= Requirement =
Extract the complete listing and repeat it word for word.

= Stored records =

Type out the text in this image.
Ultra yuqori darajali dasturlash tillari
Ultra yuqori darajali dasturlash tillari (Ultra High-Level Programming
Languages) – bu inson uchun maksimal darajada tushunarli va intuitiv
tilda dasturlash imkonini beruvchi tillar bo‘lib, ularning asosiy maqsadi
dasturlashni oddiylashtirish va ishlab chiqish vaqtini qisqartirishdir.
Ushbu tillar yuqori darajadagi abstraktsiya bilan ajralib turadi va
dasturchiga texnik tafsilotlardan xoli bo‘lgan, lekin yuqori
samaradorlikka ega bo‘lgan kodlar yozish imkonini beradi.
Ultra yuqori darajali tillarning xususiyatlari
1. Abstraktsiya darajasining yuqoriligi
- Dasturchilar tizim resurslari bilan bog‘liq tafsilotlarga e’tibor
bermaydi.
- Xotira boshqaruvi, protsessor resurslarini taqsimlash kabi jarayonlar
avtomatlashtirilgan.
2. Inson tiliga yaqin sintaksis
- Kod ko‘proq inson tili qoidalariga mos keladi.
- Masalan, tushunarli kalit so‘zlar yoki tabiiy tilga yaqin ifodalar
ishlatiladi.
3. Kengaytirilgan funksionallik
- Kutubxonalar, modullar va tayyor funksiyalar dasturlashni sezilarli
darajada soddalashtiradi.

= Solution to this task =
Type out the text in this image.
Ultra yuqori darajali dasturlash tillari
Ultra yuqori darajali dasturlash tillari (Ultra High-Level Programming
Languages) – bu inson uchun maksimal darajada tushunarli va intuitiv
tilda dasturlash imkonini beruvchi tillar bo‘lib, ularning asosiy maqsadi
dasturlashni oddiylashtirish va ishlab chiqish vaqtini qisqartirishdir.
Ushbu tillar yuqori darajadagi abstraktsiya bilan ajralib turadi va
dasturchiga texnik tafsilotlardan xoli bo‘lgan, lekin yuqori
samaradorlikka ega bo‘lgan kodlar yozish imkonini beradi.
Ultra yuqori darajali tillarning xususiyatlari
1. Abstraktsiya darajasining yuqoriligi
- Dasturchilar tizim resurslari bilan bog‘liq tafsilotlarga e’tibor
bermaydi.
- Xotira boshqaruvi, protsessor resurslarini taqsimlash kabi jarayonlar
avtomatlashtirilgan.
2. Inson tiliga yaqin sintaksis
- Kod ko‘proq inson tili qoidalariga mos keladi.
- Masalan, tushunarli kalit so‘zlar yoki tabiiy tilga yaqin ifodalar
ishlatiladi.
3. Kengaytirilgan funksionallik
- Kutubxonalar, modullar va tayyor funksiyalar dasturlashni sezilarli
darajada soddalashtiradi.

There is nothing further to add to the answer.